TASK DIRECTIONS » Below are some entries. Copy each line that holds the string "Corrente".

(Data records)
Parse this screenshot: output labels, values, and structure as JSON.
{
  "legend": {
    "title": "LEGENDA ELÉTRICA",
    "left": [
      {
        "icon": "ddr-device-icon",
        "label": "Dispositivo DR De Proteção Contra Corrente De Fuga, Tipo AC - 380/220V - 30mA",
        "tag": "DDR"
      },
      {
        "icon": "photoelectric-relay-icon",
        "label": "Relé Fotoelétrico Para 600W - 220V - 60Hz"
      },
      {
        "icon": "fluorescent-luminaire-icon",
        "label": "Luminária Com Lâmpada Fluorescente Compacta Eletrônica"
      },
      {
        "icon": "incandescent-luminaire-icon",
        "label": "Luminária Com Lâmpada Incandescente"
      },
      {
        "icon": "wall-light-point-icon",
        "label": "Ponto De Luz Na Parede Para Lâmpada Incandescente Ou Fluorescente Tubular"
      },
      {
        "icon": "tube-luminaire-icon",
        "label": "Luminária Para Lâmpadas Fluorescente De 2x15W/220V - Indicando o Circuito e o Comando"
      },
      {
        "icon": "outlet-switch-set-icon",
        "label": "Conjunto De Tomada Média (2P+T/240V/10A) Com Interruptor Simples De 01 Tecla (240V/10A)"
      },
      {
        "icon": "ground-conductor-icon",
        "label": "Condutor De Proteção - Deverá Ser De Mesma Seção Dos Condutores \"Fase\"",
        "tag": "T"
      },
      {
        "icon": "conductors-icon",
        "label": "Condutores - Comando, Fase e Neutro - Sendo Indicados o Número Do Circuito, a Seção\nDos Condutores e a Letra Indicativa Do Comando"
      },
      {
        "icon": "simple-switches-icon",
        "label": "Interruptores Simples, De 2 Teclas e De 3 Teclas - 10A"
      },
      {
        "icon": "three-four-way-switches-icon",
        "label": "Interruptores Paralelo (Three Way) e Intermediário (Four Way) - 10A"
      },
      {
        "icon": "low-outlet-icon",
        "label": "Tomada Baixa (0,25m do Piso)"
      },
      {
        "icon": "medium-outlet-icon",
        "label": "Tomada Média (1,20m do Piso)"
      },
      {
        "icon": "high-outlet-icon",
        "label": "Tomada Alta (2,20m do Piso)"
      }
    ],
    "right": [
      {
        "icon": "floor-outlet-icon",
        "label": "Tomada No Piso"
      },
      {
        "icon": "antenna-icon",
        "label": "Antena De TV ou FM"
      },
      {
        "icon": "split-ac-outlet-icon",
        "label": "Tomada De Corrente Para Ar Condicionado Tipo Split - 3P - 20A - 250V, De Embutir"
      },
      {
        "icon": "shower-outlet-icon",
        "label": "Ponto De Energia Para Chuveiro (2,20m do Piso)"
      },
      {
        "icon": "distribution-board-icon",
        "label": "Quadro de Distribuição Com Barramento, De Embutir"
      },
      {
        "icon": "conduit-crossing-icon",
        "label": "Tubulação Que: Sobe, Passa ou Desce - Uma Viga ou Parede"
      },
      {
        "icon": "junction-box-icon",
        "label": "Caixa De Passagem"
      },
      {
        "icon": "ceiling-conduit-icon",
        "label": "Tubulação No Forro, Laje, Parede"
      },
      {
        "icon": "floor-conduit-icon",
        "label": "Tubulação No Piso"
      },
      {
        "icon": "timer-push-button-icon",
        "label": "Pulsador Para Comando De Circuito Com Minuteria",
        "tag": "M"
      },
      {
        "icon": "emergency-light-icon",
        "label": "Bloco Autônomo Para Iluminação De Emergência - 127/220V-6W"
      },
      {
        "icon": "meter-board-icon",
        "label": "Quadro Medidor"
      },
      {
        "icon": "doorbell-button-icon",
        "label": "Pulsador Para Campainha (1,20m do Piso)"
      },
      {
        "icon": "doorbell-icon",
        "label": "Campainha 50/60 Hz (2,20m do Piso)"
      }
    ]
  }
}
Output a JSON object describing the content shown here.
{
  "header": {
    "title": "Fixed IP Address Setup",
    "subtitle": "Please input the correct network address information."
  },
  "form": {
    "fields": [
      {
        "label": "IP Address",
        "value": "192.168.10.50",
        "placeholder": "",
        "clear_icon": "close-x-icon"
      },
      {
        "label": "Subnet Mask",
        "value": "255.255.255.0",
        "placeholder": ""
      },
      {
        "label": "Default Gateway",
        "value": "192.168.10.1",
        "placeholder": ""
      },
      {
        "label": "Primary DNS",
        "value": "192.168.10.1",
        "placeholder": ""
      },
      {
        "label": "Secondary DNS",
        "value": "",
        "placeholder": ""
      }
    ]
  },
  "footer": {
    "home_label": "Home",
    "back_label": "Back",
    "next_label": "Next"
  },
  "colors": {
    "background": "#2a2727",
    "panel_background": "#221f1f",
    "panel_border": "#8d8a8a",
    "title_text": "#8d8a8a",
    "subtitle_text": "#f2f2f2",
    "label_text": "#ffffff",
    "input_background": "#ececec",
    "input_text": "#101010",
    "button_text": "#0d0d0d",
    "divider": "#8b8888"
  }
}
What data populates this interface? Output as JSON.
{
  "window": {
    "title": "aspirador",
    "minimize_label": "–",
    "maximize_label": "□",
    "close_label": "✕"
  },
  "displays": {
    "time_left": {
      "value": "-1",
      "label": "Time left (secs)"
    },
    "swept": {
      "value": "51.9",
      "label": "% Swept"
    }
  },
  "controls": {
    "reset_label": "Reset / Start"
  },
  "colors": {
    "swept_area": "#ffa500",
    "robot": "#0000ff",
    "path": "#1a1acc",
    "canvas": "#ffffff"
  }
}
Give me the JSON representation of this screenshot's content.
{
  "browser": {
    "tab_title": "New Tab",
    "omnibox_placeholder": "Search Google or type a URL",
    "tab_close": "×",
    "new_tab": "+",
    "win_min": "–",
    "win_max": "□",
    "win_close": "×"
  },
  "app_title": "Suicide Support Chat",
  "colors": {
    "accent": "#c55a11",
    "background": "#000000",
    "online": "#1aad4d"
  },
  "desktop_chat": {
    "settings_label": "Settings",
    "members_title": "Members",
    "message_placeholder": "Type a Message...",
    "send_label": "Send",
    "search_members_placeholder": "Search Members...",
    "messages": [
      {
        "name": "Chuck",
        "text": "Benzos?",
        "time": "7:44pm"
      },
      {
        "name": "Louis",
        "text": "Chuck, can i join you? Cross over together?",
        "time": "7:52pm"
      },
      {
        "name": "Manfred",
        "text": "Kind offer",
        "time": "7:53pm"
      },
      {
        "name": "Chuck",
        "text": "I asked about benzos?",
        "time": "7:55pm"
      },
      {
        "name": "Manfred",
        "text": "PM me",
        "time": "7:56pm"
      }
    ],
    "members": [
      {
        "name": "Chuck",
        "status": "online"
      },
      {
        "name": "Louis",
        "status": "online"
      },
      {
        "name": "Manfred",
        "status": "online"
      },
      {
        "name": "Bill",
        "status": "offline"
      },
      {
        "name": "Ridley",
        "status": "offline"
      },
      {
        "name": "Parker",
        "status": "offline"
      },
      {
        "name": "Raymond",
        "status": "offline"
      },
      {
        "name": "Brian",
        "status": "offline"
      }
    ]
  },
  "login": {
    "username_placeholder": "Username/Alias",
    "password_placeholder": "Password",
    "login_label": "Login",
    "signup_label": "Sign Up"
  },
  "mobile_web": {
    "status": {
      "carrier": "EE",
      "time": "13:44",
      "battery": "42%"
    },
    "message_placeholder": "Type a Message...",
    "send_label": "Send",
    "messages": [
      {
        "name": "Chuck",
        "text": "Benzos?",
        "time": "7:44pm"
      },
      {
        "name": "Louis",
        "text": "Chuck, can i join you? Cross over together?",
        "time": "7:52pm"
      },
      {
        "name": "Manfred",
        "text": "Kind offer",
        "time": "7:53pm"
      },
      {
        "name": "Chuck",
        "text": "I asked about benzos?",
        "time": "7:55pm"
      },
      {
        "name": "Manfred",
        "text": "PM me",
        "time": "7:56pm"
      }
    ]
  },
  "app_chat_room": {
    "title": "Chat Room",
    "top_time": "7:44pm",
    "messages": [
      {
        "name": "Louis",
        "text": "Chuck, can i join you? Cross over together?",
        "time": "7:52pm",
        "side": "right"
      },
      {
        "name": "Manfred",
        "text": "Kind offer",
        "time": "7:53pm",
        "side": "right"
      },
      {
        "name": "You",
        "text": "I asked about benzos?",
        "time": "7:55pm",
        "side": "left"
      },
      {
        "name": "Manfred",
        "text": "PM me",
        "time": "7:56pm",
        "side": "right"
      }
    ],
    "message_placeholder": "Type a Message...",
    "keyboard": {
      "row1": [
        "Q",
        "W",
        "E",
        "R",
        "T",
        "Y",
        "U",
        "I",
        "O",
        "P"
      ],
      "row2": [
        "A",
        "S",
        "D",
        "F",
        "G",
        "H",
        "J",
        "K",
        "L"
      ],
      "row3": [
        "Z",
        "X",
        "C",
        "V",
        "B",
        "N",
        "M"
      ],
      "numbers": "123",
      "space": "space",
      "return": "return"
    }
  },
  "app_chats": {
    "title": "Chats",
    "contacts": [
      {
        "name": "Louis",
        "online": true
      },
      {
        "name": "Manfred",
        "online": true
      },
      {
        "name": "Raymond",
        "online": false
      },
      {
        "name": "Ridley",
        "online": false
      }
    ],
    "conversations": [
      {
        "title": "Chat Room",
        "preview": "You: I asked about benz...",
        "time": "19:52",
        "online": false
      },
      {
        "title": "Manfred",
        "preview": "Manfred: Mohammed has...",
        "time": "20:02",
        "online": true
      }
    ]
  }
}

THE RESULT »
        "label": "Dispositivo DR De Proteção Contra Corrente De Fuga, Tipo AC - 380/220V - 30mA",
        "label": "Tomada De Corrente Para Ar Condicionado Tipo Split - 3P - 20A - 250V, De Embutir"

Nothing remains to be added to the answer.